Prompt: Below are some records. Say how many of their lines contain the string "this", and give nothing but the number.

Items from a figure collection
........

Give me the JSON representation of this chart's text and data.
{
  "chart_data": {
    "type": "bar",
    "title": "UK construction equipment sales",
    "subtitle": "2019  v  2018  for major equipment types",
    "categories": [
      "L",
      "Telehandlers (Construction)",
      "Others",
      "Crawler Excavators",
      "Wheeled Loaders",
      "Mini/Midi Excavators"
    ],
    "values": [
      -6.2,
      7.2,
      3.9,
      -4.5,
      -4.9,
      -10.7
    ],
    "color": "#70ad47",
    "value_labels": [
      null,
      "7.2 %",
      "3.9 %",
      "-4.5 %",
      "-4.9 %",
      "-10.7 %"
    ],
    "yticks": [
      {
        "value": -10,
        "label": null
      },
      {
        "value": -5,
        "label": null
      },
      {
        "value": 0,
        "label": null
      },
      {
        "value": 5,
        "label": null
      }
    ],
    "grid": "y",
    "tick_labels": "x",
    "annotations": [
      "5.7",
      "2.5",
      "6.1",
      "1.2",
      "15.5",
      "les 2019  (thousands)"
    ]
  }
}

........

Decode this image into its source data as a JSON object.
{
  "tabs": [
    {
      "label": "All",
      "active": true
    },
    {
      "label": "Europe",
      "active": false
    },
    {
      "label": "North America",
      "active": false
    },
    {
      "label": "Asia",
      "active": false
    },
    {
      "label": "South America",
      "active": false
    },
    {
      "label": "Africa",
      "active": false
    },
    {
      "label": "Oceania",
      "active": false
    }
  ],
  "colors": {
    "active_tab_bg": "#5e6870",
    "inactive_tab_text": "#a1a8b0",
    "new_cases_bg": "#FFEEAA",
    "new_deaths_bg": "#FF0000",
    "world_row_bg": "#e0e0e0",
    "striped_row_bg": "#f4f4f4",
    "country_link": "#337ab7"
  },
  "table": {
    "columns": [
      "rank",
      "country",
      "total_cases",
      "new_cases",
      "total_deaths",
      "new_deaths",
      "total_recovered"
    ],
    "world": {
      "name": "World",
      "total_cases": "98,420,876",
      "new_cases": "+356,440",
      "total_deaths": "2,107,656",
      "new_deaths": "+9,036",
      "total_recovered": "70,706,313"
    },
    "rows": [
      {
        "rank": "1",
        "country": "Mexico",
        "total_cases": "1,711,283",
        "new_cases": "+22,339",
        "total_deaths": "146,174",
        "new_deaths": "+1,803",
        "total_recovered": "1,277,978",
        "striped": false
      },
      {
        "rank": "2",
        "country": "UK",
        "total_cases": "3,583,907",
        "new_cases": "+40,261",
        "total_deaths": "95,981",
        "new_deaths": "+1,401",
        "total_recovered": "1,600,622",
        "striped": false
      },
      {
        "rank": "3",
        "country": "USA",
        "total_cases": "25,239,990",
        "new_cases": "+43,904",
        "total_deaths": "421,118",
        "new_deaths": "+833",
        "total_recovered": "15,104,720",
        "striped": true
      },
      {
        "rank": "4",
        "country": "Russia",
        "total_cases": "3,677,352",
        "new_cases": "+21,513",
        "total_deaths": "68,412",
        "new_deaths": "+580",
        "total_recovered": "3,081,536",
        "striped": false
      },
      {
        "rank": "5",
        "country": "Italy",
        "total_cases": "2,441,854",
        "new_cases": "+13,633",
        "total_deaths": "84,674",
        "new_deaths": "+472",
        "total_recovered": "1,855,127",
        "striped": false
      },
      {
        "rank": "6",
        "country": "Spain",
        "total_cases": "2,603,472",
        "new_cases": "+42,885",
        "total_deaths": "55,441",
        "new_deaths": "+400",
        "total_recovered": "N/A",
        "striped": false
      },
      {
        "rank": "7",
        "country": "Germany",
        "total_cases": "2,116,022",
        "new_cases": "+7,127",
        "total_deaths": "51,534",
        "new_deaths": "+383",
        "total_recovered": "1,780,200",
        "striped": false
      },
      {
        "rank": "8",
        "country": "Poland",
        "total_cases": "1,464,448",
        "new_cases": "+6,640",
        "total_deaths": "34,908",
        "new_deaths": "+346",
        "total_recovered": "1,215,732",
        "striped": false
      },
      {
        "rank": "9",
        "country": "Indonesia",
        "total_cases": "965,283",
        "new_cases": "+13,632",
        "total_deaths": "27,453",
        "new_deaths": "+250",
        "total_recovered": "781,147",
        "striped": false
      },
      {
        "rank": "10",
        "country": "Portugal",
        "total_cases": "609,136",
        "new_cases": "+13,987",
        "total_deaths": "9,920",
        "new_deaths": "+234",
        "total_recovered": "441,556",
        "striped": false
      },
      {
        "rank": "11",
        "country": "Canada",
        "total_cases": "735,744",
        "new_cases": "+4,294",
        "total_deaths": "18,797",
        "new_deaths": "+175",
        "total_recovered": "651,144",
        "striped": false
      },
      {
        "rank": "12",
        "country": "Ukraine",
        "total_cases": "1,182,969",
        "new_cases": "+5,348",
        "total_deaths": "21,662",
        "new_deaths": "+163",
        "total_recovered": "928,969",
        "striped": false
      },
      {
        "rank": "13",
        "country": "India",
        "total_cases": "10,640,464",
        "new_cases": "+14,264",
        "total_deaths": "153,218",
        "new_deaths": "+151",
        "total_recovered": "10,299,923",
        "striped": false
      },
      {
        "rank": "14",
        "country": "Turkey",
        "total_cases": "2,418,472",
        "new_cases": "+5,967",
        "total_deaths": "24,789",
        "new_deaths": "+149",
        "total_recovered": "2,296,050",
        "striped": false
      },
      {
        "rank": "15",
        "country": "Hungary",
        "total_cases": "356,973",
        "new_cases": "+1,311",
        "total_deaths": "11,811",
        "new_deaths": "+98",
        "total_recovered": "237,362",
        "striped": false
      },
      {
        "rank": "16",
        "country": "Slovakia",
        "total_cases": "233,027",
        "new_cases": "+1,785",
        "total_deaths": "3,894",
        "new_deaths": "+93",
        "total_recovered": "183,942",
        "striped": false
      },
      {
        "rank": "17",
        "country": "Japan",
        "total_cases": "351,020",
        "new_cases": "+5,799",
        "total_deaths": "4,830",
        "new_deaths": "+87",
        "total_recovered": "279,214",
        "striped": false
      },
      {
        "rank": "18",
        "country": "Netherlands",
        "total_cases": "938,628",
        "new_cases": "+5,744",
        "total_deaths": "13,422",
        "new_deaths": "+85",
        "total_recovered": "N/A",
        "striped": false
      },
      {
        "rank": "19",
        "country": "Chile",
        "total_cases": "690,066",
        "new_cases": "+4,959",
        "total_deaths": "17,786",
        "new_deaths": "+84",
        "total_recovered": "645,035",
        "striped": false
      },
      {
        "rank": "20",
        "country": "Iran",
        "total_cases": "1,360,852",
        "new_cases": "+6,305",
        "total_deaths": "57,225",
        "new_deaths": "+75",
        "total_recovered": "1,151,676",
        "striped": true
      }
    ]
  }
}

........

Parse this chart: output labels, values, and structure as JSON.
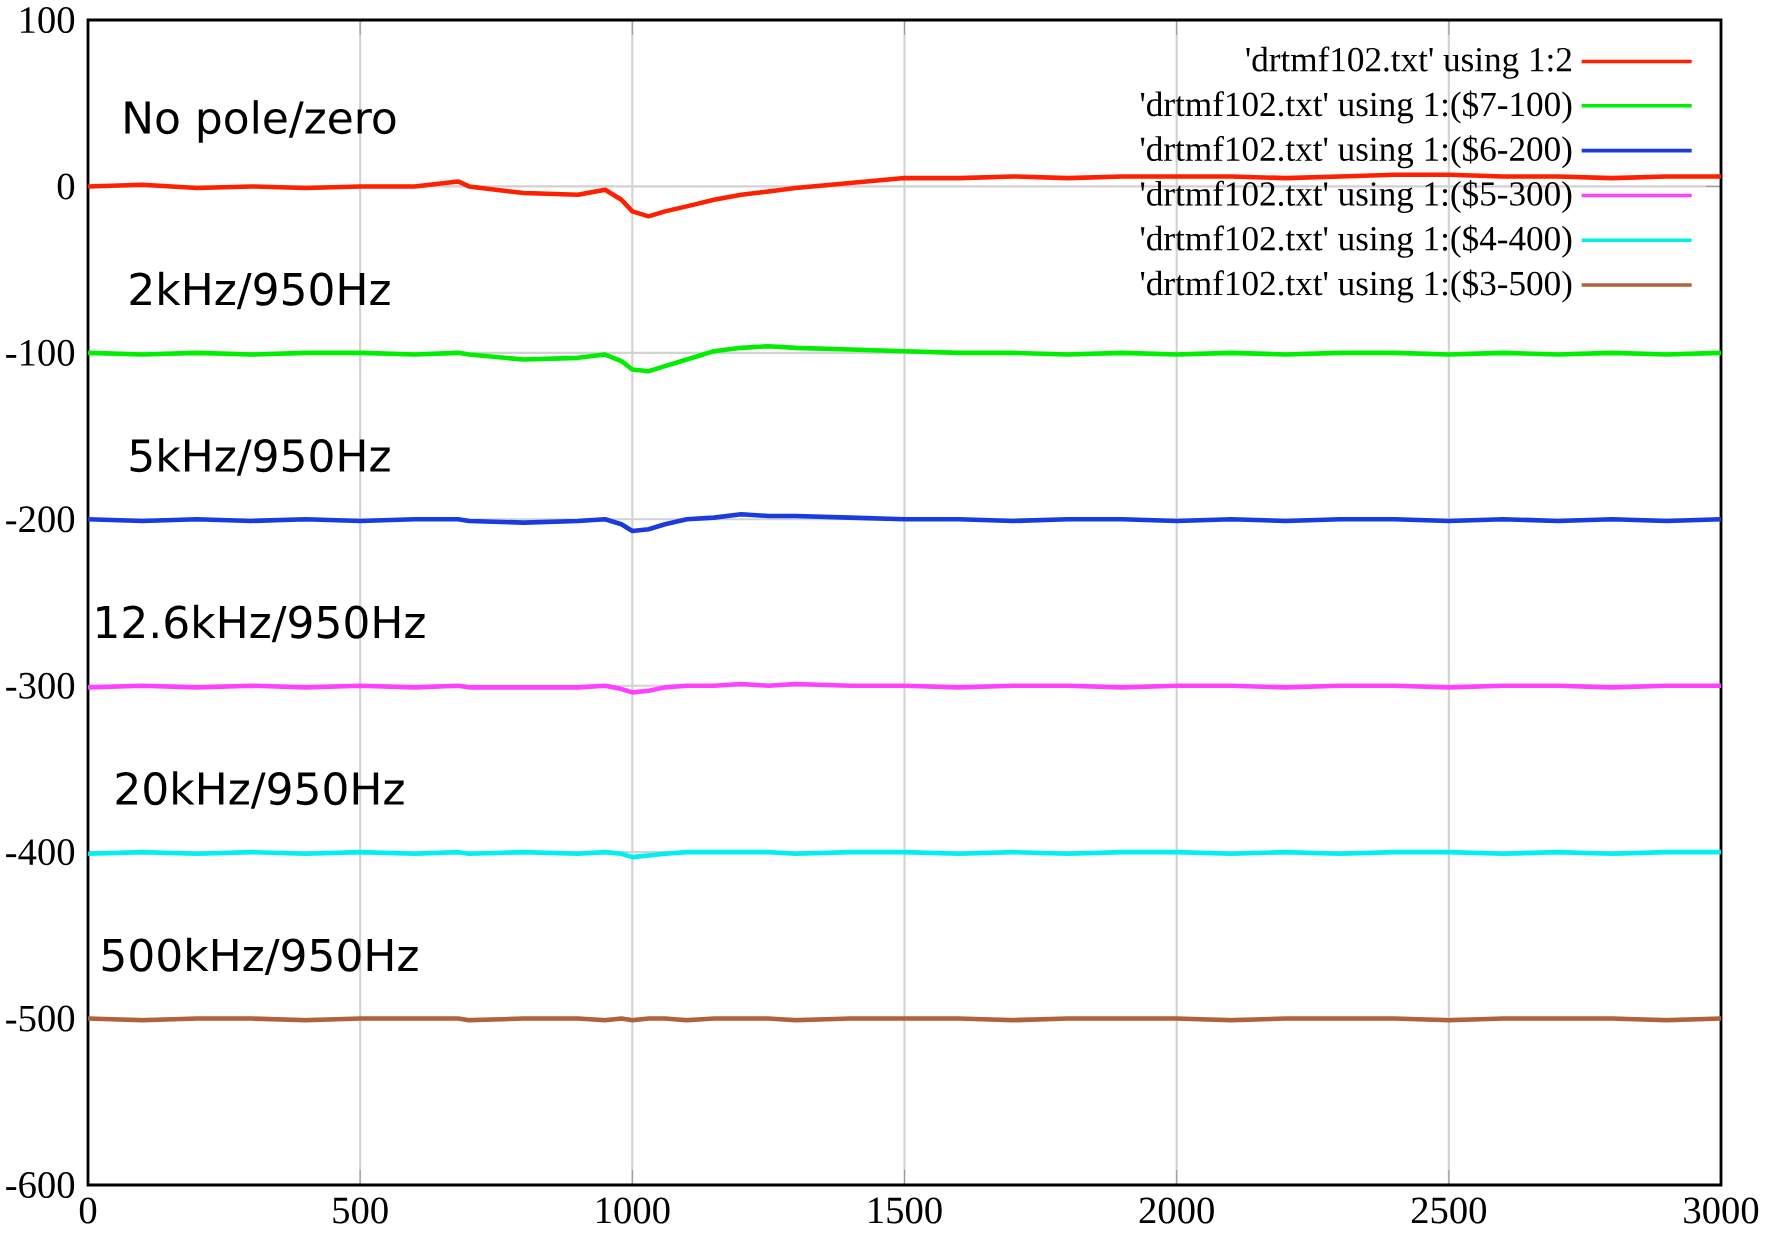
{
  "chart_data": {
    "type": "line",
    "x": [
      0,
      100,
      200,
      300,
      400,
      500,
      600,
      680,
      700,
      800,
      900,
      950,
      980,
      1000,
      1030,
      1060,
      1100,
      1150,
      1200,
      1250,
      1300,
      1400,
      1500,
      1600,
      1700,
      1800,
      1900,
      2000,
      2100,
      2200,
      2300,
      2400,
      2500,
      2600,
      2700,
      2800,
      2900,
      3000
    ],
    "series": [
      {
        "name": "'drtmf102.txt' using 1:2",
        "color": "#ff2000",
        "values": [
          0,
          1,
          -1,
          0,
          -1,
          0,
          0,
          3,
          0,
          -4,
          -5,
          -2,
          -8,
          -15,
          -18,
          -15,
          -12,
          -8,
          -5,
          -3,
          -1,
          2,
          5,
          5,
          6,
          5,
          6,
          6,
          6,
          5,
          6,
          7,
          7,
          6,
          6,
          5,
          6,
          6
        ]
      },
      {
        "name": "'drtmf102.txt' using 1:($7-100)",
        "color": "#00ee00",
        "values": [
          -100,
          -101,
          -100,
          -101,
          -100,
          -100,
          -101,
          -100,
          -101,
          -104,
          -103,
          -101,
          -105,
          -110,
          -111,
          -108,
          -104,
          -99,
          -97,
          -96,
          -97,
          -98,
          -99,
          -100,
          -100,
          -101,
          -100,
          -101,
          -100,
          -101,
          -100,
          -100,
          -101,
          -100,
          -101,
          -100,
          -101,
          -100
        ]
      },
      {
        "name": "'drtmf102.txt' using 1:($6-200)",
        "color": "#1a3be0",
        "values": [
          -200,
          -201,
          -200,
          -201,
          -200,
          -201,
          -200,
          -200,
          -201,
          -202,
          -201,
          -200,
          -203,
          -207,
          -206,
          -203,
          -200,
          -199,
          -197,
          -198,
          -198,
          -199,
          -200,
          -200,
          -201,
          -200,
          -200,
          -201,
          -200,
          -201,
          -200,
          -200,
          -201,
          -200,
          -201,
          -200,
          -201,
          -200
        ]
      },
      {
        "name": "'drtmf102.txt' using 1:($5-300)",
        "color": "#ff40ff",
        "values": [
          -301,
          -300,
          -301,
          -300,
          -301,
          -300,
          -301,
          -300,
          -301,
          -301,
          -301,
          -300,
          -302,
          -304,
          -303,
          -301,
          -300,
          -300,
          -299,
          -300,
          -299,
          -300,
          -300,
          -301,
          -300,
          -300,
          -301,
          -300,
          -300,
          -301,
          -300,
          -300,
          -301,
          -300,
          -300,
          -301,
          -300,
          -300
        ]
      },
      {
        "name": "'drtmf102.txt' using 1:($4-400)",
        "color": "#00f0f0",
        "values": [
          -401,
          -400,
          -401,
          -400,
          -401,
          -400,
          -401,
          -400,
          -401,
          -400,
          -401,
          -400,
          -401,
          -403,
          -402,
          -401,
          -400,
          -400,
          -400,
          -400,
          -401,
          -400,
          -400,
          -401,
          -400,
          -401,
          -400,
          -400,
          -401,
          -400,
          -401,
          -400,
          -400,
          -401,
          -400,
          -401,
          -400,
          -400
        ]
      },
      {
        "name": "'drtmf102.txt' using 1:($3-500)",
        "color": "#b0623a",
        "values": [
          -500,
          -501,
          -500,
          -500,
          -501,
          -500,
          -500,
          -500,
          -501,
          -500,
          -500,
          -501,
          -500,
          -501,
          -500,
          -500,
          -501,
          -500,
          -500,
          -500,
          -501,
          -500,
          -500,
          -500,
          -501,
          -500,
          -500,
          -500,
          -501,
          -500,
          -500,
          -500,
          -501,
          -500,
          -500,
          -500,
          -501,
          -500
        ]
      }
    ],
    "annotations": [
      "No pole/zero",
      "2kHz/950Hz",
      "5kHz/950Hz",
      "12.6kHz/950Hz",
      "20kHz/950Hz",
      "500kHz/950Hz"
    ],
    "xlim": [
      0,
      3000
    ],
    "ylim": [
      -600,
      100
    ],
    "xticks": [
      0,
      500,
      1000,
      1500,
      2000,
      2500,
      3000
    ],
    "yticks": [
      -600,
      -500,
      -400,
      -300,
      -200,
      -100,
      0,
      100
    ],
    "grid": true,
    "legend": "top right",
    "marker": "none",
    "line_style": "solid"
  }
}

........

Exercise response: 3